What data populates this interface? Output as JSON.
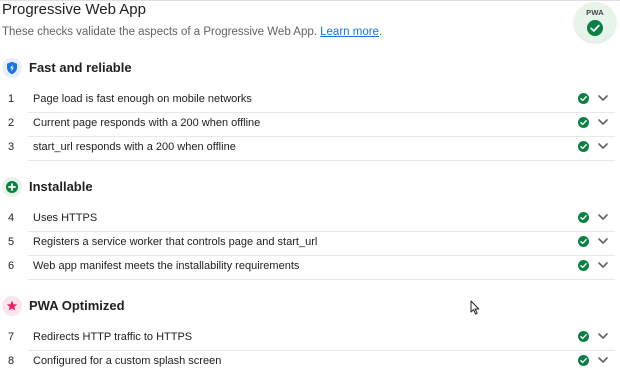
{
  "header": {
    "title": "Progressive Web App",
    "description": "These checks validate the aspects of a Progressive Web App.",
    "learn_more": "Learn more",
    "badge_text": "PWA",
    "badge_icon": "check-circle-icon"
  },
  "colors": {
    "pass": "#0b8043",
    "fast_icon": "#1a73e8",
    "installable_icon": "#0b8043",
    "optimized_icon": "#e91e63",
    "link": "#1a73e8"
  },
  "groups": [
    {
      "title": "Fast and reliable",
      "icon": "lightning-bolt-icon",
      "audits": [
        {
          "num": "1",
          "label": "Page load is fast enough on mobile networks",
          "status": "pass"
        },
        {
          "num": "2",
          "label": "Current page responds with a 200 when offline",
          "status": "pass"
        },
        {
          "num": "3",
          "label": "start_url responds with a 200 when offline",
          "status": "pass"
        }
      ]
    },
    {
      "title": "Installable",
      "icon": "plus-icon",
      "audits": [
        {
          "num": "4",
          "label": "Uses HTTPS",
          "status": "pass"
        },
        {
          "num": "5",
          "label": "Registers a service worker that controls page and start_url",
          "status": "pass"
        },
        {
          "num": "6",
          "label": "Web app manifest meets the installability requirements",
          "status": "pass"
        }
      ]
    },
    {
      "title": "PWA Optimized",
      "icon": "star-icon",
      "audits": [
        {
          "num": "7",
          "label": "Redirects HTTP traffic to HTTPS",
          "status": "pass"
        },
        {
          "num": "8",
          "label": "Configured for a custom splash screen",
          "status": "pass"
        }
      ]
    }
  ]
}
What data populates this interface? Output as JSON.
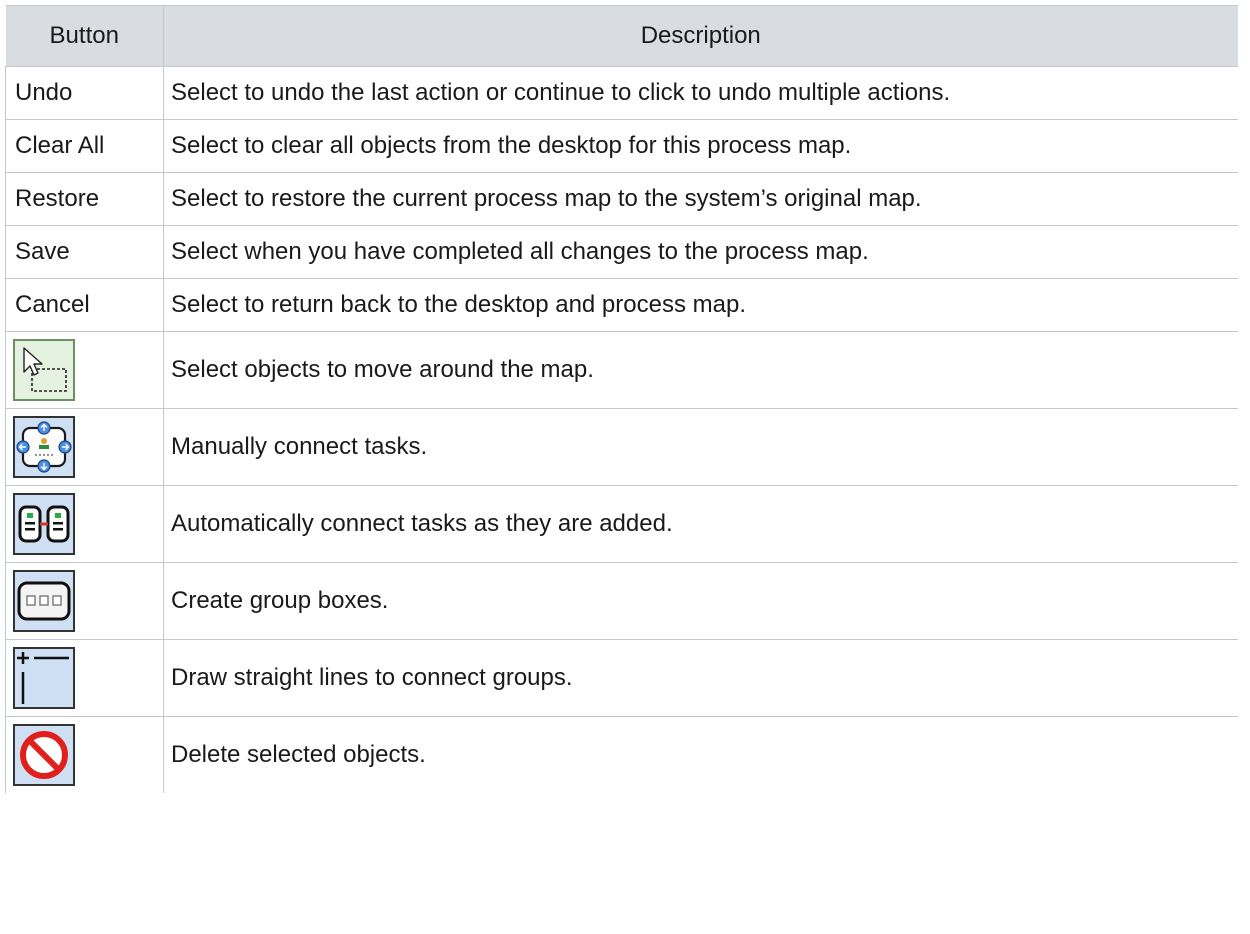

+ + +

Collect the complete line wherever the string "title" appears in the records.

    "title": "Progressive Web App",
      "title": "Fast and reliable",
      "title": "Installable",
      "title": "PWA Optimized",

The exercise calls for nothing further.